■ Set problem: Write out every record below exactly as it appears.

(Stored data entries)
══════════

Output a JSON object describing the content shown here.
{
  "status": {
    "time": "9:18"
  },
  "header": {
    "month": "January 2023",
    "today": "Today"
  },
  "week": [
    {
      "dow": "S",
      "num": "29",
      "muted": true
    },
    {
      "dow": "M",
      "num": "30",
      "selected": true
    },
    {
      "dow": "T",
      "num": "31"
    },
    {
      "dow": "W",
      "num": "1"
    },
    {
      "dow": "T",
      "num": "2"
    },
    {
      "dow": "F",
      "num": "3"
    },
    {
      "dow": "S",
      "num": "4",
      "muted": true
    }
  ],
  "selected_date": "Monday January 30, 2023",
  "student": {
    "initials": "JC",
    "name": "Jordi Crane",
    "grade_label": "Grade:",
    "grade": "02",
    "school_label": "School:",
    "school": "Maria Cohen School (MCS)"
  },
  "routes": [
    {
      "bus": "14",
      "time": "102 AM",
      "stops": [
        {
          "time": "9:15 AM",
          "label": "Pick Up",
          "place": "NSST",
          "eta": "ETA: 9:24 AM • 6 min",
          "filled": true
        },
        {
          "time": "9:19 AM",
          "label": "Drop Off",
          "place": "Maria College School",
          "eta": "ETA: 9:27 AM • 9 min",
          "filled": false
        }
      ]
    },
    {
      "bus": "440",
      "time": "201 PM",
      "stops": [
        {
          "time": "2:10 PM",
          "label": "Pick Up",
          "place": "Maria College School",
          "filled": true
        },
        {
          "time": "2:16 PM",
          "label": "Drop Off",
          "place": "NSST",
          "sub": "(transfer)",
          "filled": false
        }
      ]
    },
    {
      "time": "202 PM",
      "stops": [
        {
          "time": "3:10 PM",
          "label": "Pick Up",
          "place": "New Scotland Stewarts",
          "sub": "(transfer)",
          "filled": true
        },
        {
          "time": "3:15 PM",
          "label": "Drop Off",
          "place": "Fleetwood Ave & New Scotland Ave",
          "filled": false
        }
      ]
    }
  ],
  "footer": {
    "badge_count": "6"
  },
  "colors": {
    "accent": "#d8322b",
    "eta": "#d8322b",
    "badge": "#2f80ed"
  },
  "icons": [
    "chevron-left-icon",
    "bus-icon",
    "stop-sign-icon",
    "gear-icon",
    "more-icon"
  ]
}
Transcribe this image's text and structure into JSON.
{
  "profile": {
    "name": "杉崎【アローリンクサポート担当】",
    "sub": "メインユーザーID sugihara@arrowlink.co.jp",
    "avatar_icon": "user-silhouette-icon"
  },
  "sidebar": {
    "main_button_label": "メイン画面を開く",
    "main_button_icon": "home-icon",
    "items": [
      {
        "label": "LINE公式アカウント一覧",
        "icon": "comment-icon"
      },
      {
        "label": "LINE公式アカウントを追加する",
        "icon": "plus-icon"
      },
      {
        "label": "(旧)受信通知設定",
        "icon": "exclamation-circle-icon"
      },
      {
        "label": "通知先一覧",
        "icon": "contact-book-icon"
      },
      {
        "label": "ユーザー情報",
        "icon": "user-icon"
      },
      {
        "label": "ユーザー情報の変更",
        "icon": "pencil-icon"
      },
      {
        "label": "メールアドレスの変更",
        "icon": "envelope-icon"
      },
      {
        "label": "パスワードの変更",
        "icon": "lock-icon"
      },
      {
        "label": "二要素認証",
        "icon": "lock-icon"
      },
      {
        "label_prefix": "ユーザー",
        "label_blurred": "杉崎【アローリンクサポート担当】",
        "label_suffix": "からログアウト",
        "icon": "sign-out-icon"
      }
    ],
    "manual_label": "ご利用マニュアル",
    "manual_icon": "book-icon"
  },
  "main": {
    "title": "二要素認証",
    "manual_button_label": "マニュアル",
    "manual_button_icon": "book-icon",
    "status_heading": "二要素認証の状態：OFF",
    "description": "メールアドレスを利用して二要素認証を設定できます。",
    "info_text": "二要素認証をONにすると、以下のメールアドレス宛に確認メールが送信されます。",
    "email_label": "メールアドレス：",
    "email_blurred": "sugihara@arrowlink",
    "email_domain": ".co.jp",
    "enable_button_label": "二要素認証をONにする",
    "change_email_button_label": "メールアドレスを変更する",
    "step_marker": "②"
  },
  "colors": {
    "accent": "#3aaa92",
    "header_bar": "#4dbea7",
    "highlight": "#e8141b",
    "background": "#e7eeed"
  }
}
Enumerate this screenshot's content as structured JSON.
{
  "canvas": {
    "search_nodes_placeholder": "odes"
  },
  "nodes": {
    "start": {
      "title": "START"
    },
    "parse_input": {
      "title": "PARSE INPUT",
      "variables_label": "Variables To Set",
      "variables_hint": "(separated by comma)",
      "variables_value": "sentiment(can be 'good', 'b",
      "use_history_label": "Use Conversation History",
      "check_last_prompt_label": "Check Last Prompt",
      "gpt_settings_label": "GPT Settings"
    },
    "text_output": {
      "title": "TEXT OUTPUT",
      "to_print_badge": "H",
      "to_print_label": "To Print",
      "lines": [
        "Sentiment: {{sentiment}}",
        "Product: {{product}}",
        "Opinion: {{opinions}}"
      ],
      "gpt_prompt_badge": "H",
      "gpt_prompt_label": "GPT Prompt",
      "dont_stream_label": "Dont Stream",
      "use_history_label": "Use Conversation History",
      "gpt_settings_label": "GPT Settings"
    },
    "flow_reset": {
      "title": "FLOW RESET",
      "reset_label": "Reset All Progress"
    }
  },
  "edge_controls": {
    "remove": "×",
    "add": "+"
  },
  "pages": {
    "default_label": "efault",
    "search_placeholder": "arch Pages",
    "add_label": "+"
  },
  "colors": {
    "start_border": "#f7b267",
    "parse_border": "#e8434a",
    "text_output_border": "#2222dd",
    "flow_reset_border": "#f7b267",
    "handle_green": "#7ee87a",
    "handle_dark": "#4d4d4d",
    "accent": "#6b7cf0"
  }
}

══════════

■ Result for this task:
Output a JSON object describing the content shown here.
{
  "status": {
    "time": "9:18"
  },
  "header": {
    "month": "January 2023",
    "today": "Today"
  },
  "week": [
    {
      "dow": "S",
      "num": "29",
      "muted": true
    },
    {
      "dow": "M",
      "num": "30",
      "selected": true
    },
    {
      "dow": "T",
      "num": "31"
    },
    {
      "dow": "W",
      "num": "1"
    },
    {
      "dow": "T",
      "num": "2"
    },
    {
      "dow": "F",
      "num": "3"
    },
    {
      "dow": "S",
      "num": "4",
      "muted": true
    }
  ],
  "selected_date": "Monday January 30, 2023",
  "student": {
    "initials": "JC",
    "name": "Jordi Crane",
    "grade_label": "Grade:",
    "grade": "02",
    "school_label": "School:",
    "school": "Maria Cohen School (MCS)"
  },
  "routes": [
    {
      "bus": "14",
      "time": "102 AM",
      "stops": [
        {
          "time": "9:15 AM",
          "label": "Pick Up",
          "place": "NSST",
          "eta": "ETA: 9:24 AM • 6 min",
          "filled": true
        },
        {
          "time": "9:19 AM",
          "label": "Drop Off",
          "place": "Maria College School",
          "eta": "ETA: 9:27 AM • 9 min",
          "filled": false
        }
      ]
    },
    {
      "bus": "440",
      "time": "201 PM",
      "stops": [
        {
          "time": "2:10 PM",
          "label": "Pick Up",
          "place": "Maria College School",
          "filled": true
        },
        {
          "time": "2:16 PM",
          "label": "Drop Off",
          "place": "NSST",
          "sub": "(transfer)",
          "filled": false
        }
      ]
    },
    {
      "time": "202 PM",
      "stops": [
        {
          "time": "3:10 PM",
          "label": "Pick Up",
          "place": "New Scotland Stewarts",
          "sub": "(transfer)",
          "filled": true
        },
        {
          "time": "3:15 PM",
          "label": "Drop Off",
          "place": "Fleetwood Ave & New Scotland Ave",
          "filled": false
        }
      ]
    }
  ],
  "footer": {
    "badge_count": "6"
  },
  "colors": {
    "accent": "#d8322b",
    "eta": "#d8322b",
    "badge": "#2f80ed"
  },
  "icons": [
    "chevron-left-icon",
    "bus-icon",
    "stop-sign-icon",
    "gear-icon",
    "more-icon"
  ]
}
Transcribe this image's text and structure into JSON.
{
  "profile": {
    "name": "杉崎【アローリンクサポート担当】",
    "sub": "メインユーザーID sugihara@arrowlink.co.jp",
    "avatar_icon": "user-silhouette-icon"
  },
  "sidebar": {
    "main_button_label": "メイン画面を開く",
    "main_button_icon": "home-icon",
    "items": [
      {
        "label": "LINE公式アカウント一覧",
        "icon": "comment-icon"
      },
      {
        "label": "LINE公式アカウントを追加する",
        "icon": "plus-icon"
      },
      {
        "label": "(旧)受信通知設定",
        "icon": "exclamation-circle-icon"
      },
      {
        "label": "通知先一覧",
        "icon": "contact-book-icon"
      },
      {
        "label": "ユーザー情報",
        "icon": "user-icon"
      },
      {
        "label": "ユーザー情報の変更",
        "icon": "pencil-icon"
      },
      {
        "label": "メールアドレスの変更",
        "icon": "envelope-icon"
      },
      {
        "label": "パスワードの変更",
        "icon": "lock-icon"
      },
      {
        "label": "二要素認証",
        "icon": "lock-icon"
      },
      {
        "label_prefix": "ユーザー",
        "label_blurred": "杉崎【アローリンクサポート担当】",
        "label_suffix": "からログアウト",
        "icon": "sign-out-icon"
      }
    ],
    "manual_label": "ご利用マニュアル",
    "manual_icon": "book-icon"
  },
  "main": {
    "title": "二要素認証",
    "manual_button_label": "マニュアル",
    "manual_button_icon": "book-icon",
    "status_heading": "二要素認証の状態：OFF",
    "description": "メールアドレスを利用して二要素認証を設定できます。",
    "info_text": "二要素認証をONにすると、以下のメールアドレス宛に確認メールが送信されます。",
    "email_label": "メールアドレス：",
    "email_blurred": "sugihara@arrowlink",
    "email_domain": ".co.jp",
    "enable_button_label": "二要素認証をONにする",
    "change_email_button_label": "メールアドレスを変更する",
    "step_marker": "②"
  },
  "colors": {
    "accent": "#3aaa92",
    "header_bar": "#4dbea7",
    "highlight": "#e8141b",
    "background": "#e7eeed"
  }
}
Enumerate this screenshot's content as structured JSON.
{
  "canvas": {
    "search_nodes_placeholder": "odes"
  },
  "nodes": {
    "start": {
      "title": "START"
    },
    "parse_input": {
      "title": "PARSE INPUT",
      "variables_label": "Variables To Set",
      "variables_hint": "(separated by comma)",
      "variables_value": "sentiment(can be 'good', 'b",
      "use_history_label": "Use Conversation History",
      "check_last_prompt_label": "Check Last Prompt",
      "gpt_settings_label": "GPT Settings"
    },
    "text_output": {
      "title": "TEXT OUTPUT",
      "to_print_badge": "H",
      "to_print_label": "To Print",
      "lines": [
        "Sentiment: {{sentiment}}",
        "Product: {{product}}",
        "Opinion: {{opinions}}"
      ],
      "gpt_prompt_badge": "H",
      "gpt_prompt_label": "GPT Prompt",
      "dont_stream_label": "Dont Stream",
      "use_history_label": "Use Conversation History",
      "gpt_settings_label": "GPT Settings"
    },
    "flow_reset": {
      "title": "FLOW RESET",
      "reset_label": "Reset All Progress"
    }
  },
  "edge_controls": {
    "remove": "×",
    "add": "+"
  },
  "pages": {
    "default_label": "efault",
    "search_placeholder": "arch Pages",
    "add_label": "+"
  },
  "colors": {
    "start_border": "#f7b267",
    "parse_border": "#e8434a",
    "text_output_border": "#2222dd",
    "flow_reset_border": "#f7b267",
    "handle_green": "#7ee87a",
    "handle_dark": "#4d4d4d",
    "accent": "#6b7cf0"
  }
}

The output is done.